# Set exercise
Read through the entries below and return each line with the word "both".

# Extracted records
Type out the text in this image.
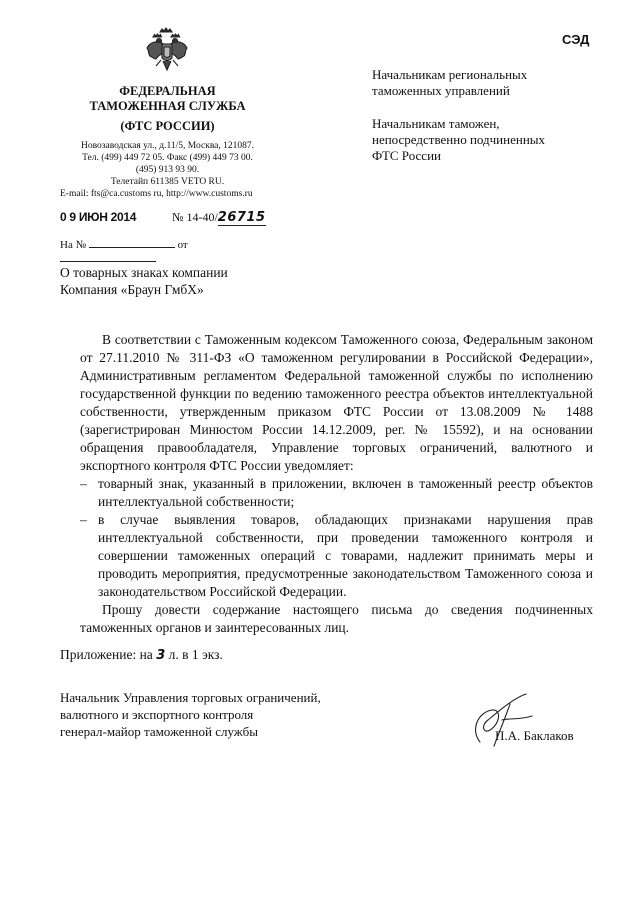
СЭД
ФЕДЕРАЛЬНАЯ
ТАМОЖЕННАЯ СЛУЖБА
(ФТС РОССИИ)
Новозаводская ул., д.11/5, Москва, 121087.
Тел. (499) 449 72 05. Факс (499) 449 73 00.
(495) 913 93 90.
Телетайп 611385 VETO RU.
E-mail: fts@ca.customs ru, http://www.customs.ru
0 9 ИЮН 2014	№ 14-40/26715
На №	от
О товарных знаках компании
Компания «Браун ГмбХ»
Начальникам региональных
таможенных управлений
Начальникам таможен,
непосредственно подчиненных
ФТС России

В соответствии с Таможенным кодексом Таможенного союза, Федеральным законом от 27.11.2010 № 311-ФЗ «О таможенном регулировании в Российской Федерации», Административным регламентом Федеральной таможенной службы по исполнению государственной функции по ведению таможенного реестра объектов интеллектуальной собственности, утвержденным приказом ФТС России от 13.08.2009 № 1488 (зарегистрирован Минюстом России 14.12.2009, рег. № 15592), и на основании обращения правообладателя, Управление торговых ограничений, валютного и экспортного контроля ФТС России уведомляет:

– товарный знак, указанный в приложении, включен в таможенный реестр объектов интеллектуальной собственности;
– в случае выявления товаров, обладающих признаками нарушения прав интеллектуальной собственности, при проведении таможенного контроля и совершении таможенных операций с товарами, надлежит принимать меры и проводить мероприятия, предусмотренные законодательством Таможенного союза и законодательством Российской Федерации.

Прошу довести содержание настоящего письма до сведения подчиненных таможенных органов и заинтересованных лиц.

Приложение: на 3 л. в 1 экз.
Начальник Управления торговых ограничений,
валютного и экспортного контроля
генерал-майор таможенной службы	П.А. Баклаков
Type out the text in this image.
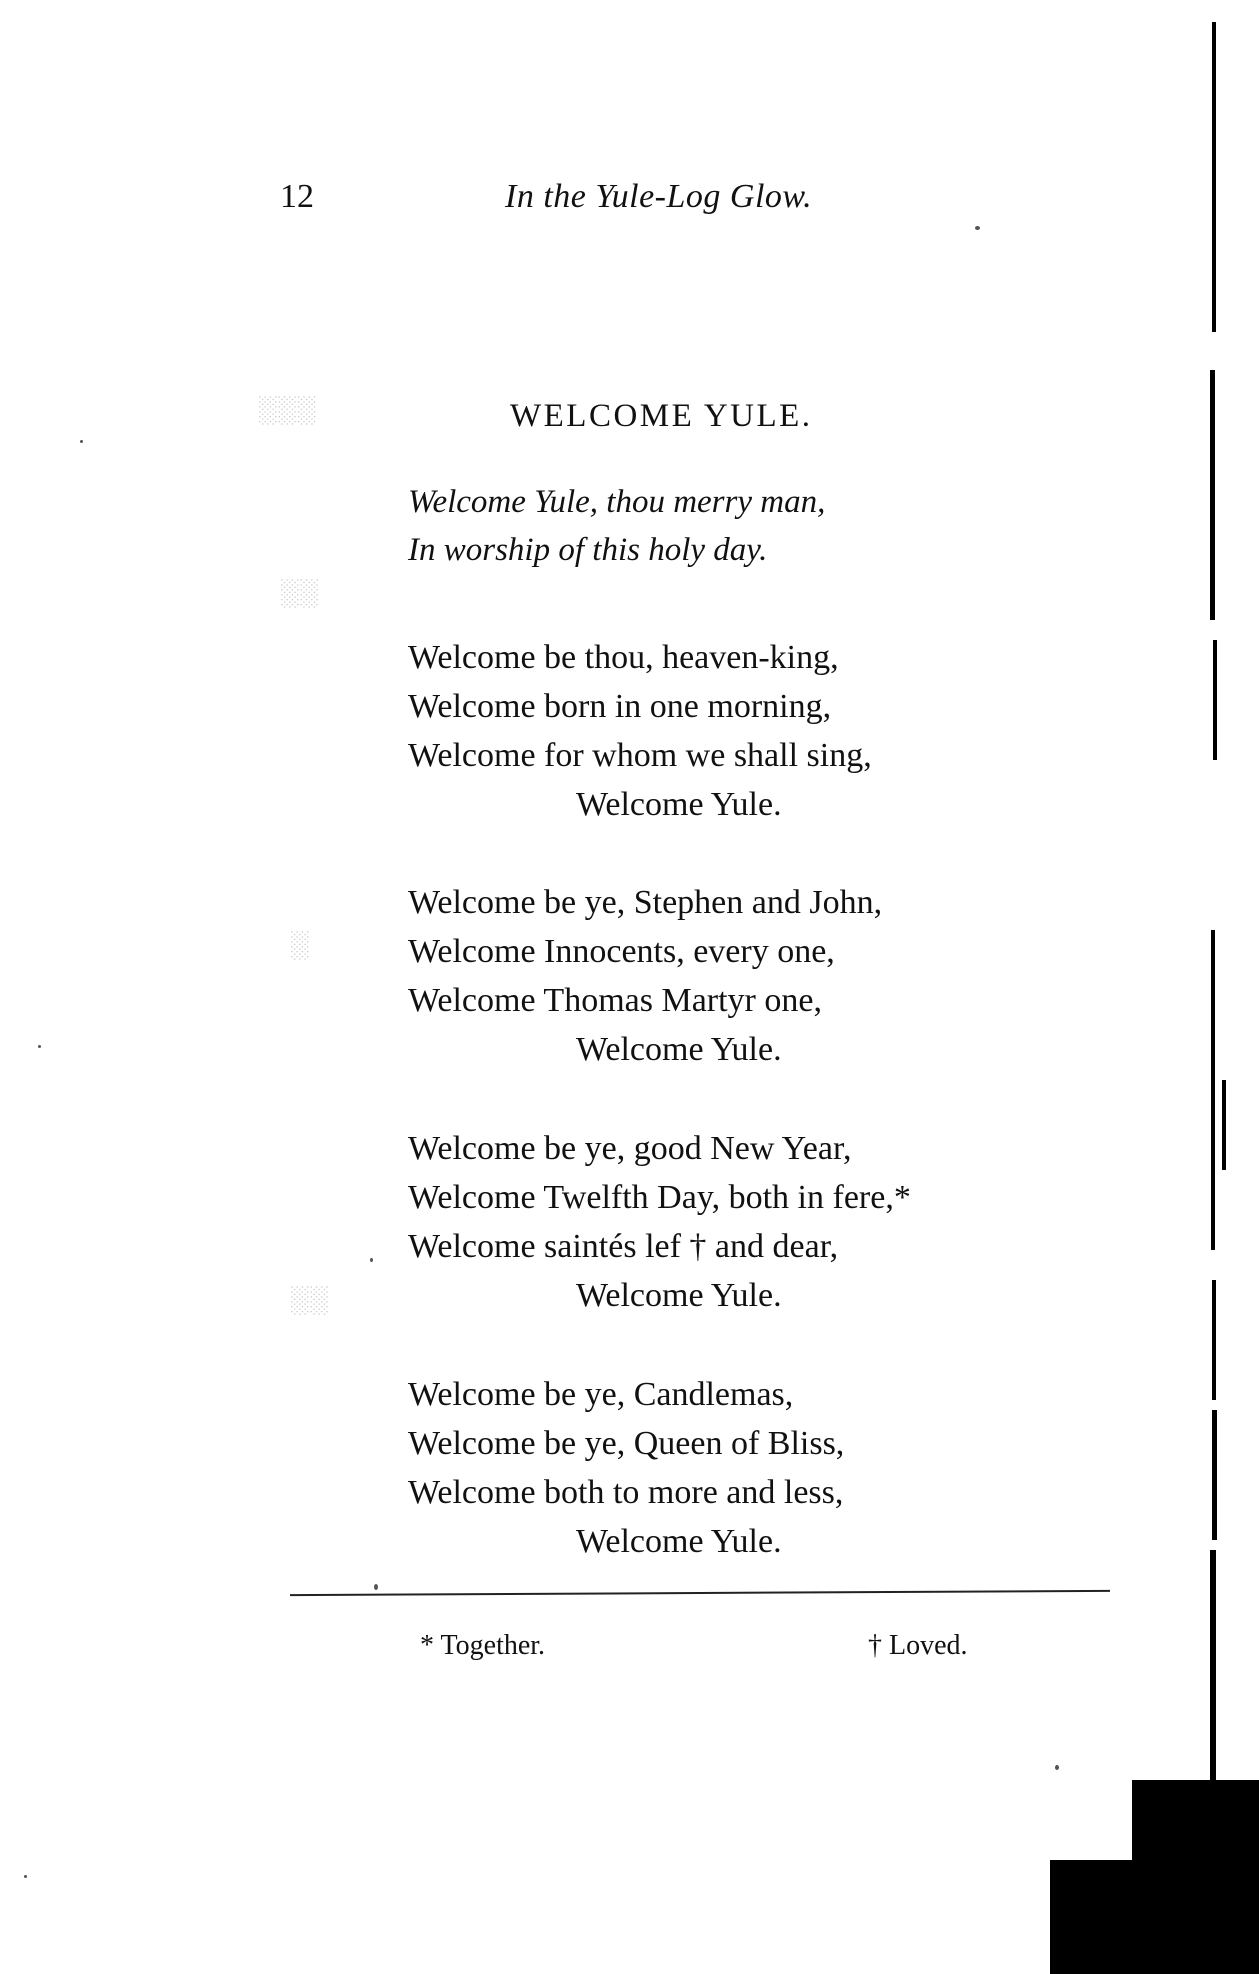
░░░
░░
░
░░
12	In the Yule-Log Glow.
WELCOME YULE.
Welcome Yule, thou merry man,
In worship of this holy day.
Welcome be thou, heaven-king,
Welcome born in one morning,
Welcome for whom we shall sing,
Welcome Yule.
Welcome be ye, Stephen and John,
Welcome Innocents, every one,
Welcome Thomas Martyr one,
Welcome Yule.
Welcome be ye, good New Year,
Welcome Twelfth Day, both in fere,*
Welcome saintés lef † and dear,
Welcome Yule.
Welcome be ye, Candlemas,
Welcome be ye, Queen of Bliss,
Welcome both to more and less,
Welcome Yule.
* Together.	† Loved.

# Result for this exercise
Welcome Twelfth Day, both in fere,*
Welcome both to more and less,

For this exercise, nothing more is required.